> **TASK DIRECTIONS**:
Wherever "sende" appears in a line, copy that line.
-=-=-=-=-
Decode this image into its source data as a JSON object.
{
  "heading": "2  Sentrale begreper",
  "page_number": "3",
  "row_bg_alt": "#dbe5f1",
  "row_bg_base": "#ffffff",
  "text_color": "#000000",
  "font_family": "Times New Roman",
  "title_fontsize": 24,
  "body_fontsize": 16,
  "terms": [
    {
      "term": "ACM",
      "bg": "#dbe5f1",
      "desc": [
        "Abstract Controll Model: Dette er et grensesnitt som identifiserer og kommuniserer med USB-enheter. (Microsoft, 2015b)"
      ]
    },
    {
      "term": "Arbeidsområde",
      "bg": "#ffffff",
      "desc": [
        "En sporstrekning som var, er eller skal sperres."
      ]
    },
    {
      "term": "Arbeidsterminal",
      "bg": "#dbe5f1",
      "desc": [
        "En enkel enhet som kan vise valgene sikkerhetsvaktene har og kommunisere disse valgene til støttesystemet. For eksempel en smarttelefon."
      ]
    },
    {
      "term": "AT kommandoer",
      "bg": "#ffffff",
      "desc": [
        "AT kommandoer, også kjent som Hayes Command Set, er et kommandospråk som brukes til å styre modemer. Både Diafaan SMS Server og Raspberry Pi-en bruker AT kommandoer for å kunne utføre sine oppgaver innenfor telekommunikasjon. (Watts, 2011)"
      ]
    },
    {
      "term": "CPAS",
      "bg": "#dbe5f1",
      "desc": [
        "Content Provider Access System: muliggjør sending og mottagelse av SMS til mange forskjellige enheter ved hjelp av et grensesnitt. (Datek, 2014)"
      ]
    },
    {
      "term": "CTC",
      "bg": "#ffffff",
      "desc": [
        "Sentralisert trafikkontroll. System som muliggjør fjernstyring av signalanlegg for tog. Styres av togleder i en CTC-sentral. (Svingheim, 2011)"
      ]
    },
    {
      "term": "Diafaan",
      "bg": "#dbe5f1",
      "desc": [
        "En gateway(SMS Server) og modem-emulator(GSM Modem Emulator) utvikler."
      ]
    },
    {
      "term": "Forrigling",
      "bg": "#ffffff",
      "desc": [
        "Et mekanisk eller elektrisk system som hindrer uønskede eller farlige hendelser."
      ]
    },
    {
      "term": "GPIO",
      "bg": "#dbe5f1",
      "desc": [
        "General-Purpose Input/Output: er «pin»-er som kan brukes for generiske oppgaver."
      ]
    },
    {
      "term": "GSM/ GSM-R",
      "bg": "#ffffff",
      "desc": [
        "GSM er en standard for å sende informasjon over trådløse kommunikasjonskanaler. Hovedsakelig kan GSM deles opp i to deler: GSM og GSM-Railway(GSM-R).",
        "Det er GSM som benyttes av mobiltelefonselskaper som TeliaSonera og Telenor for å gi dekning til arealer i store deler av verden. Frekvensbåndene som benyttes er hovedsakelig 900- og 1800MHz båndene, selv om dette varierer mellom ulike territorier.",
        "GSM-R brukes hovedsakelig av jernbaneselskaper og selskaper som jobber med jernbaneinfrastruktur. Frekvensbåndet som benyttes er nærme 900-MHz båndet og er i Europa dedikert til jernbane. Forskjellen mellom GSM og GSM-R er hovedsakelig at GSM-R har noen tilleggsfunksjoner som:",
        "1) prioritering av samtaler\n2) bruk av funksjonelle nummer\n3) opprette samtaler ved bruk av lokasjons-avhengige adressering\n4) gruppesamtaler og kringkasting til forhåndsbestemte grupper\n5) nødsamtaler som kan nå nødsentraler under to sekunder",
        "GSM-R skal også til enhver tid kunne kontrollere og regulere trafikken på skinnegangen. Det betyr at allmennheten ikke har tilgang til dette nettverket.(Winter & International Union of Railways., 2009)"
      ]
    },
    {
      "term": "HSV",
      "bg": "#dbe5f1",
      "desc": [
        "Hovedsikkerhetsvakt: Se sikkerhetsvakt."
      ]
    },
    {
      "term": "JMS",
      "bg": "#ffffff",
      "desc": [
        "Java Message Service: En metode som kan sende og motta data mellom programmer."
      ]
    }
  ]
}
-=-=-=-=-
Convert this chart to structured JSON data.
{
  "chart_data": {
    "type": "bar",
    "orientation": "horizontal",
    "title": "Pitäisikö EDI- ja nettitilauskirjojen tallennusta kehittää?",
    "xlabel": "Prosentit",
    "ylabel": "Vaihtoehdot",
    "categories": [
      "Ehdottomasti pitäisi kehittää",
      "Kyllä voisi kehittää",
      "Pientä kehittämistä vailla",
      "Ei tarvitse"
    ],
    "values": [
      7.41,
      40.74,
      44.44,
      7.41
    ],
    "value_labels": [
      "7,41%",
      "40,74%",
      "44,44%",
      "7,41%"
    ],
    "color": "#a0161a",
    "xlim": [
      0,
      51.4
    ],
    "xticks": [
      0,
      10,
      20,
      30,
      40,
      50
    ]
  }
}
-=-=-=-=-
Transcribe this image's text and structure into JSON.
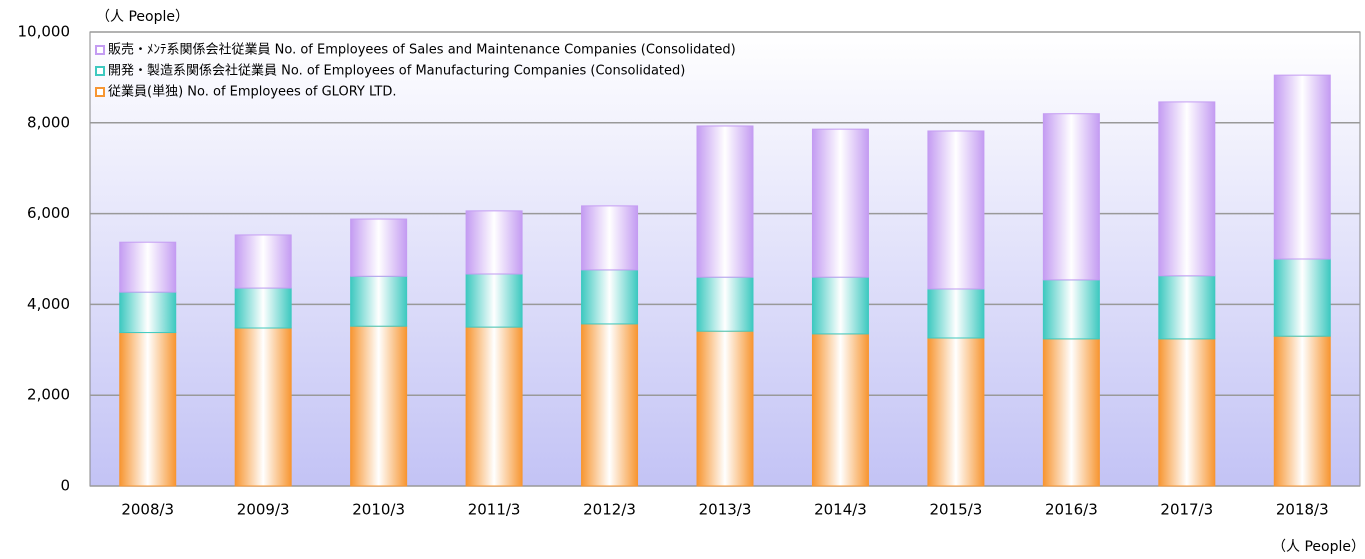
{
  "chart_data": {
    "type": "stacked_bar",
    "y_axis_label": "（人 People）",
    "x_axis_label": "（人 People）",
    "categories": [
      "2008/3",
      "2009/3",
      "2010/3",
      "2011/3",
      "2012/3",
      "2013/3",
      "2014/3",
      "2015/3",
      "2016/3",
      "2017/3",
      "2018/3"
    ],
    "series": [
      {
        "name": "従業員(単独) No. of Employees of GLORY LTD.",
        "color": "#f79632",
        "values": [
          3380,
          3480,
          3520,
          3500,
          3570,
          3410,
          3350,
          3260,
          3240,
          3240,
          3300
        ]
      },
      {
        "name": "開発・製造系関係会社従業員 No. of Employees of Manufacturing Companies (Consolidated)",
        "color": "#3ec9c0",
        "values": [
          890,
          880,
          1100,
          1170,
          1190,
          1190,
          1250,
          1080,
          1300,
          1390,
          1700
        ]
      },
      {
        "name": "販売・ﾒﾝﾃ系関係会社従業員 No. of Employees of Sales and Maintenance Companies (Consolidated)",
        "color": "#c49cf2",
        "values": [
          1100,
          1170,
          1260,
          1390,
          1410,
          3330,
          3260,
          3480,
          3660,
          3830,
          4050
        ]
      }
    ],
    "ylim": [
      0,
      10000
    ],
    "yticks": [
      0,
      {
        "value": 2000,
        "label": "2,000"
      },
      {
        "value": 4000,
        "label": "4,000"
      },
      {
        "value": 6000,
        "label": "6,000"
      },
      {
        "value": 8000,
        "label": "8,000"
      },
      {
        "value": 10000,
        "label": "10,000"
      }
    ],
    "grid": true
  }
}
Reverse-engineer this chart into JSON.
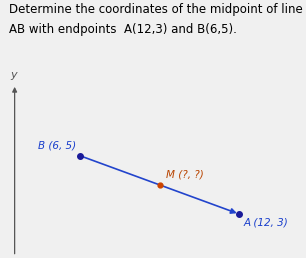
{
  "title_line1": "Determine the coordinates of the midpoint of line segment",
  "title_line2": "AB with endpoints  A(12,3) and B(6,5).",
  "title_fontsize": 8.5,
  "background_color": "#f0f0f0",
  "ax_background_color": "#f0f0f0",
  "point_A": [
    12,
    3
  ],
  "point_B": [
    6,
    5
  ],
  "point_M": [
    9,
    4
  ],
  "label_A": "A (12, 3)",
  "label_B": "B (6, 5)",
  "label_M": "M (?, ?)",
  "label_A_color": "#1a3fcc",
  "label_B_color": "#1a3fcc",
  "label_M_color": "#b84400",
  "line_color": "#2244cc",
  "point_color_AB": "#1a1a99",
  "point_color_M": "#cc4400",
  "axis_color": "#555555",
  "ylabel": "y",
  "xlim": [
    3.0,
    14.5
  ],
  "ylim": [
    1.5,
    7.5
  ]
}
-=-=-=-=-
> **SOLUTION FOR THIS PROBLEM**:
        "GSM er en standard for å sende informasjon over trådløse kommunikasjonskanaler. Hovedsakelig kan GSM deles opp i to deler: GSM og GSM-Railway(GSM-R).",
        "Java Message Service: En metode som kan sende og motta data mellom programmer."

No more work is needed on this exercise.